- What is asked
Format every line of the material below as a Markdown table with two columns, Row and Line, numbering each row and omitting any blank lines.
[start]
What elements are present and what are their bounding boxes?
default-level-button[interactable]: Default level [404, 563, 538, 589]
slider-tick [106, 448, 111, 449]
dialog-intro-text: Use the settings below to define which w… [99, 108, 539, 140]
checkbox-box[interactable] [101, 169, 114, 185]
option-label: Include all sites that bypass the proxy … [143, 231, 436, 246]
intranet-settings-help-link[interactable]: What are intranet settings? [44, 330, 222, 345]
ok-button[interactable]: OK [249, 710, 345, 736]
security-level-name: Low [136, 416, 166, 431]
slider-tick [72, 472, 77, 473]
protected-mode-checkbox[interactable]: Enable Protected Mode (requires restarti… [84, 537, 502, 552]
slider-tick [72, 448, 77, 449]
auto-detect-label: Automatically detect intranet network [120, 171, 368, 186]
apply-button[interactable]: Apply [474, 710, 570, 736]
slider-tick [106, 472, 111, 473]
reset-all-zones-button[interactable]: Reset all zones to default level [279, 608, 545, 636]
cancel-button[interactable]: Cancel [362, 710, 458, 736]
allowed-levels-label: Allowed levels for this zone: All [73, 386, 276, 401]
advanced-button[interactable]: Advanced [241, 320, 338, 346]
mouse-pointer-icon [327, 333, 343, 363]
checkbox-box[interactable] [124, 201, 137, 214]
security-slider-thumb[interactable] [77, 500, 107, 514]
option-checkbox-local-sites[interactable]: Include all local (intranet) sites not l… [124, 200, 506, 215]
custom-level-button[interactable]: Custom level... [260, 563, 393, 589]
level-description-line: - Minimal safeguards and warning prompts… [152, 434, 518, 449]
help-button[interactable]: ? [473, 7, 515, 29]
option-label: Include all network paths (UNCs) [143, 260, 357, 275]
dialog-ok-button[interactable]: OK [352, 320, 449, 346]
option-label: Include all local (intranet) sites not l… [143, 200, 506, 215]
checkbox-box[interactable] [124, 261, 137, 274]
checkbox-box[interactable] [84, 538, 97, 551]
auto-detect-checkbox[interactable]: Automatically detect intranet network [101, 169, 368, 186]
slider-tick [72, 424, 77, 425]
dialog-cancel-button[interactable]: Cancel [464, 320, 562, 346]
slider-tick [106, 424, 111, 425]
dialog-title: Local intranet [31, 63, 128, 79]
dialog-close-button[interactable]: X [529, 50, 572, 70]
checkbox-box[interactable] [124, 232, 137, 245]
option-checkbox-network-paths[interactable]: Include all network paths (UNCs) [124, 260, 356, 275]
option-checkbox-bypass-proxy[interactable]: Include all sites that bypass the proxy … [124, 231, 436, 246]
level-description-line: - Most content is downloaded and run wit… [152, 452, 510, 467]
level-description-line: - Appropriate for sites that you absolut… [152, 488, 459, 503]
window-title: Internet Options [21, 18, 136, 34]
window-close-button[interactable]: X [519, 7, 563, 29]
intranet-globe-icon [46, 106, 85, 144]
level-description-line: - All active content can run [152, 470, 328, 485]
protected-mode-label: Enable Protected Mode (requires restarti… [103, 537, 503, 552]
[end]
- Response to the task
| Row | Line |
|---|---|
| 1 | What elements are present and what are their bounding boxes? |
| 2 | default-level-button[interactable]: Default level [404, 563, 538, 589] |
| 3 | slider-tick [106, 448, 111, 449] |
| 4 | dialog-intro-text: Use the settings below to define which w… [99, 108, 539, 140] |
| 5 | checkbox-box[interactable] [101, 169, 114, 185] |
| 6 | option-label: Include all sites that bypass the proxy … [143, 231, 436, 246] |
| 7 | intranet-settings-help-link[interactable]: What are intranet settings? [44, 330, 222, 345] |
| 8 | ok-button[interactable]: OK [249, 710, 345, 736] |
| 9 | security-level-name: Low [136, 416, 166, 431] |
| 10 | slider-tick [72, 472, 77, 473] |
| 11 | protected-mode-checkbox[interactable]: Enable Protected Mode (requires restarti… [84, 537, 502, 552] |
| 12 | slider-tick [72, 448, 77, 449] |
| 13 | auto-detect-label: Automatically detect intranet network [120, 171, 368, 186] |
| 14 | apply-button[interactable]: Apply [474, 710, 570, 736] |
| 15 | slider-tick [106, 472, 111, 473] |
| 16 | reset-all-zones-button[interactable]: Reset all zones to default level [279, 608, 545, 636] |
| 17 | cancel-button[interactable]: Cancel [362, 710, 458, 736] |
| 18 | allowed-levels-label: Allowed levels for this zone: All [73, 386, 276, 401] |
| 19 | advanced-button[interactable]: Advanced [241, 320, 338, 346] |
| 20 | mouse-pointer-icon [327, 333, 343, 363] |
| 21 | checkbox-box[interactable] [124, 201, 137, 214] |
| 22 | security-slider-thumb[interactable] [77, 500, 107, 514] |
| 23 | option-checkbox-local-sites[interactable]: Include all local (intranet) sites not l… [124, 200, 506, 215] |
| 24 | custom-level-button[interactable]: Custom level... [260, 563, 393, 589] |
| 25 | level-description-line: - Minimal safeguards and warning prompts… [152, 434, 518, 449] |
| 26 | help-button[interactable]: ? [473, 7, 515, 29] |
| 27 | option-label: Include all network paths (UNCs) [143, 260, 357, 275] |
| 28 | dialog-ok-button[interactable]: OK [352, 320, 449, 346] |
| 29 | option-label: Include all local (intranet) sites not l… [143, 200, 506, 215] |
| 30 | checkbox-box[interactable] [124, 261, 137, 274] |
| 31 | checkbox-box[interactable] [84, 538, 97, 551] |
| 32 | auto-detect-checkbox[interactable]: Automatically detect intranet network [101, 169, 368, 186] |
| 33 | slider-tick [72, 424, 77, 425] |
| 34 | dialog-cancel-button[interactable]: Cancel [464, 320, 562, 346] |
| 35 | slider-tick [106, 424, 111, 425] |
| 36 | dialog-title: Local intranet [31, 63, 128, 79] |
| 37 | dialog-close-button[interactable]: X [529, 50, 572, 70] |
| 38 | checkbox-box[interactable] [124, 232, 137, 245] |
| 39 | option-checkbox-network-paths[interactable]: Include all network paths (UNCs) [124, 260, 356, 275] |
| 40 | option-checkbox-bypass-proxy[interactable]: Include all sites that bypass the proxy … [124, 231, 436, 246] |
| 41 | level-description-line: - Most content is downloaded and run wit… [152, 452, 510, 467] |
| 42 | level-description-line: - Appropriate for sites that you absolut… [152, 488, 459, 503] |
| 43 | window-title: Internet Options [21, 18, 136, 34] |
| 44 | window-close-button[interactable]: X [519, 7, 563, 29] |
| 45 | intranet-globe-icon [46, 106, 85, 144] |
| 46 | level-description-line: - All active content can run [152, 470, 328, 485] |
| 47 | protected-mode-label: Enable Protected Mode (requires restarti… [103, 537, 503, 552] |